DATASET EXCERPTS ::
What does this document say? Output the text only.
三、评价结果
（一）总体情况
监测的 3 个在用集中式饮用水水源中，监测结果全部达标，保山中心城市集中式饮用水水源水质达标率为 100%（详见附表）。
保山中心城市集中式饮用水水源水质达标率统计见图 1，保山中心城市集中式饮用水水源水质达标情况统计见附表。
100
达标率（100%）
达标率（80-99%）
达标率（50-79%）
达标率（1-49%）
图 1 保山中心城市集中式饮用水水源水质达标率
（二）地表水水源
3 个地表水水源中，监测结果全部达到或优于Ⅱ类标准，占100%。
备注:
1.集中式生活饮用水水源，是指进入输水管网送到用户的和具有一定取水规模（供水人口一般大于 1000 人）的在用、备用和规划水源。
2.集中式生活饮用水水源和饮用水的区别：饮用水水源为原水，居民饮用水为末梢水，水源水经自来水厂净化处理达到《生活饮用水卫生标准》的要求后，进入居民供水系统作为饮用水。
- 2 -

GIVEN TASK :: Return the listing above in its exact form.

ANSWER BELOW ::
What does this document say? Output the text only.
三、评价结果
（一）总体情况
监测的 3 个在用集中式饮用水水源中，监测结果全部达标，保山中心城市集中式饮用水水源水质达标率为 100%（详见附表）。
保山中心城市集中式饮用水水源水质达标率统计见图 1，保山中心城市集中式饮用水水源水质达标情况统计见附表。
100
达标率（100%）
达标率（80-99%）
达标率（50-79%）
达标率（1-49%）
图 1 保山中心城市集中式饮用水水源水质达标率
（二）地表水水源
3 个地表水水源中，监测结果全部达到或优于Ⅱ类标准，占100%。
备注:
1.集中式生活饮用水水源，是指进入输水管网送到用户的和具有一定取水规模（供水人口一般大于 1000 人）的在用、备用和规划水源。
2.集中式生活饮用水水源和饮用水的区别：饮用水水源为原水，居民饮用水为末梢水，水源水经自来水厂净化处理达到《生活饮用水卫生标准》的要求后，进入居民供水系统作为饮用水。
- 2 -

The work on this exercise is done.